[Collected data entries]

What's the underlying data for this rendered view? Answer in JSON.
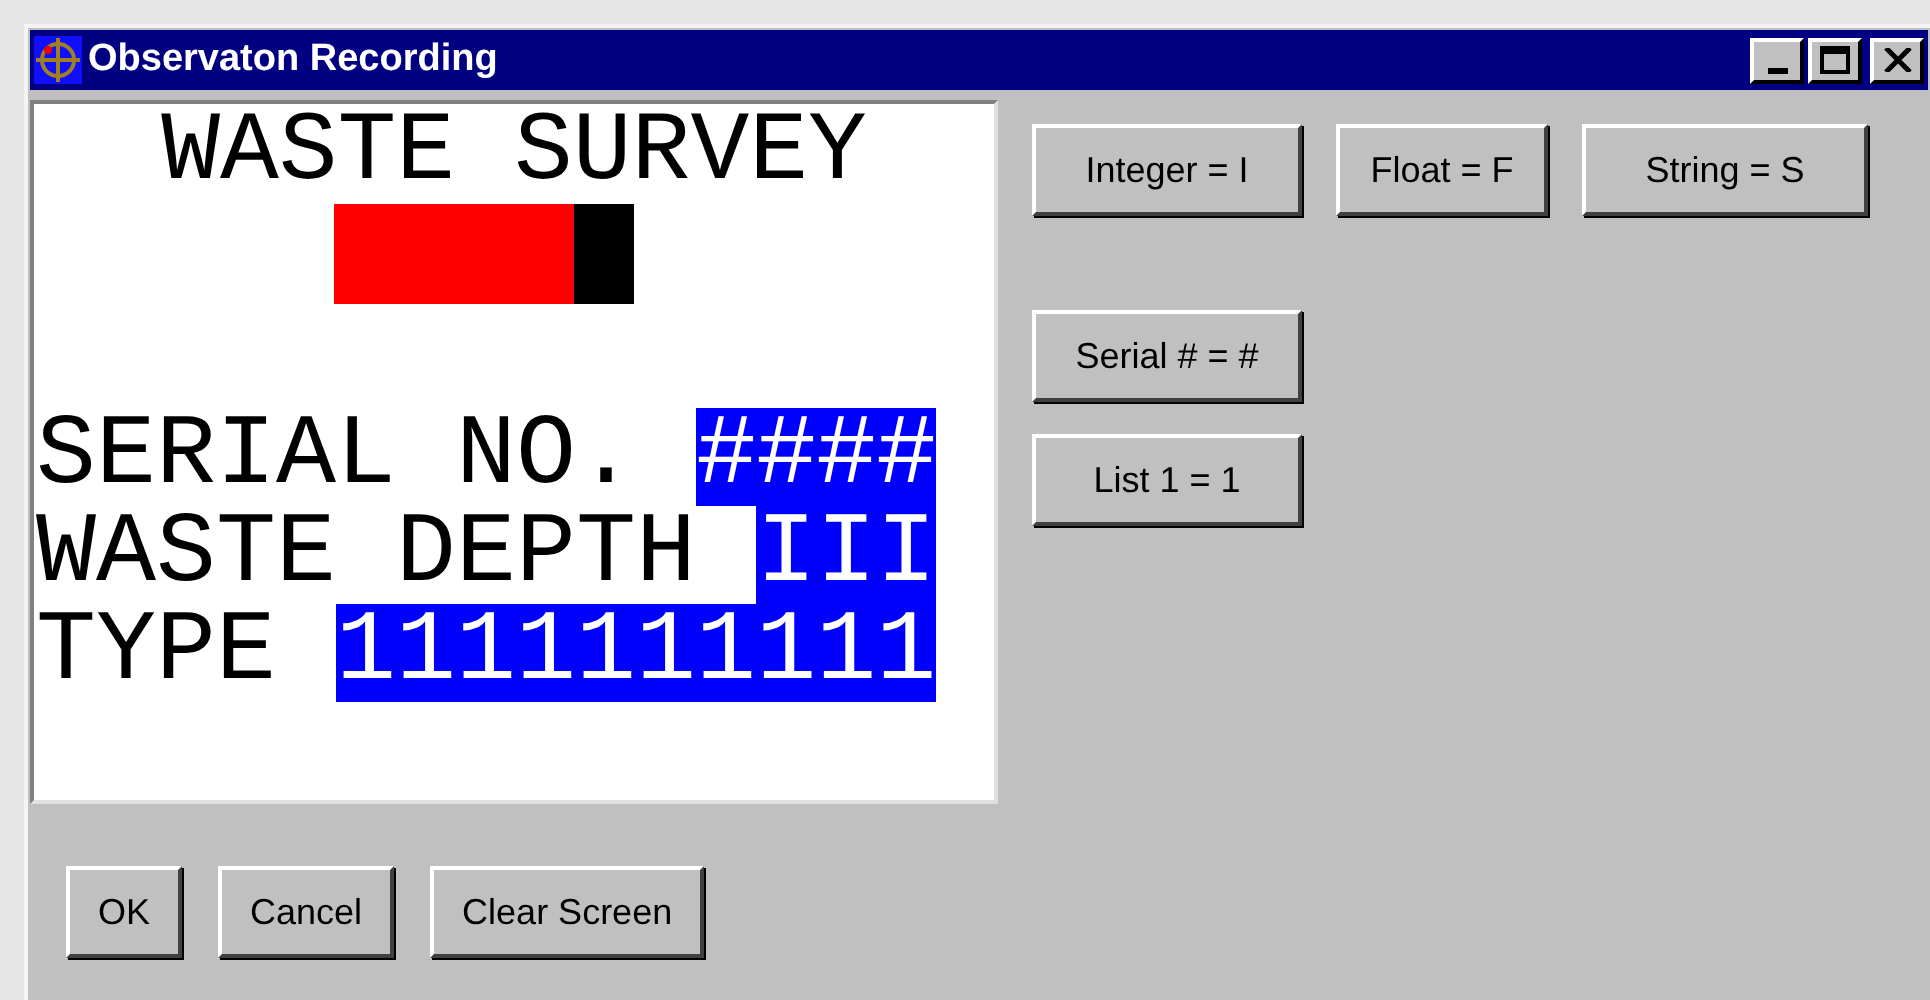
{
  "window": {
    "title": "Observaton Recording"
  },
  "preview": {
    "heading": "WASTE SURVEY",
    "meter": {
      "level": 0.8
    },
    "fields": [
      {
        "label": "SERIAL NO.",
        "value": "####"
      },
      {
        "label": "WASTE DEPTH",
        "value": "III"
      },
      {
        "label": "TYPE",
        "value": "1111111111"
      }
    ]
  },
  "format_buttons": [
    [
      "Integer = I",
      "Float = F",
      "String = S"
    ],
    [
      "Serial # = #"
    ],
    [
      "List 1 = 1"
    ]
  ],
  "buttons": [
    "OK",
    "Cancel",
    "Clear Screen"
  ]
}
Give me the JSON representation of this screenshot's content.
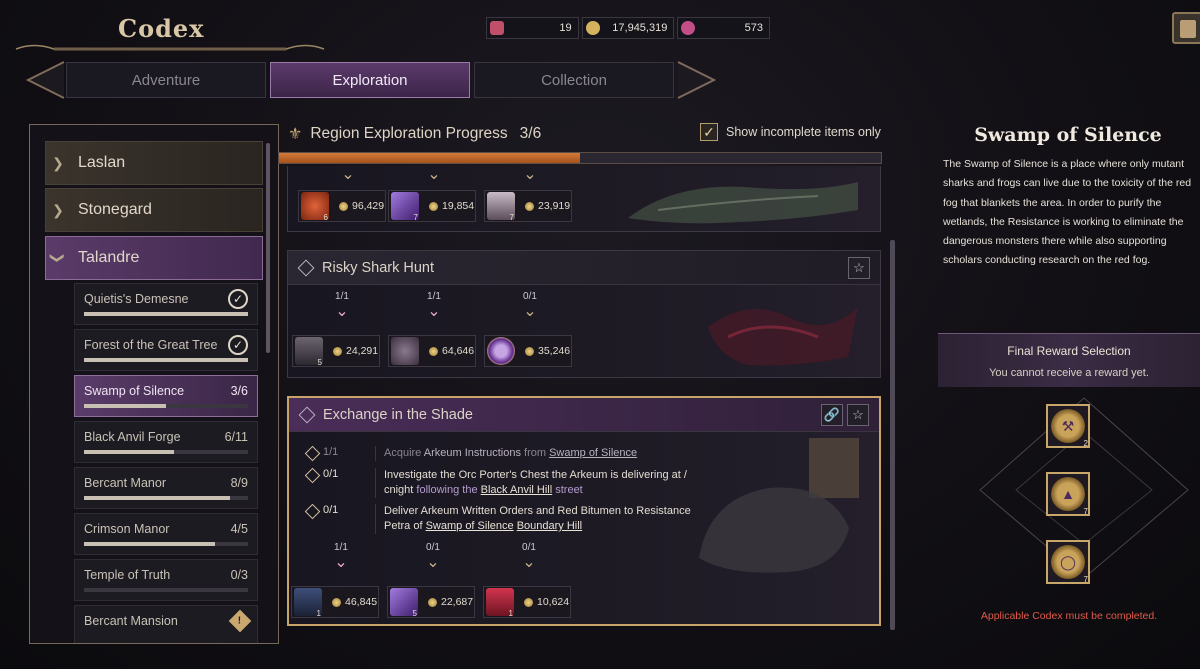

**To be done:** Reproduce all entries exactly. Pictures do not belong in the copy.

**Final answer:**
What's the underlying data for this rendered view? Answer in JSON.
{
  "window": {
    "title": "Observaton Recording"
  },
  "preview": {
    "heading": "WASTE SURVEY",
    "meter": {
      "level": 0.8
    },
    "fields": [
      {
        "label": "SERIAL NO.",
        "value": "####"
      },
      {
        "label": "WASTE DEPTH",
        "value": "III"
      },
      {
        "label": "TYPE",
        "value": "1111111111"
      }
    ]
  },
  "format_buttons": [
    [
      "Integer = I",
      "Float = F",
      "String = S"
    ],
    [
      "Serial # = #"
    ],
    [
      "List 1 = 1"
    ]
  ],
  "buttons": [
    "OK",
    "Cancel",
    "Clear Screen"
  ]
}
Give me the JSON representation of this screenshot's content.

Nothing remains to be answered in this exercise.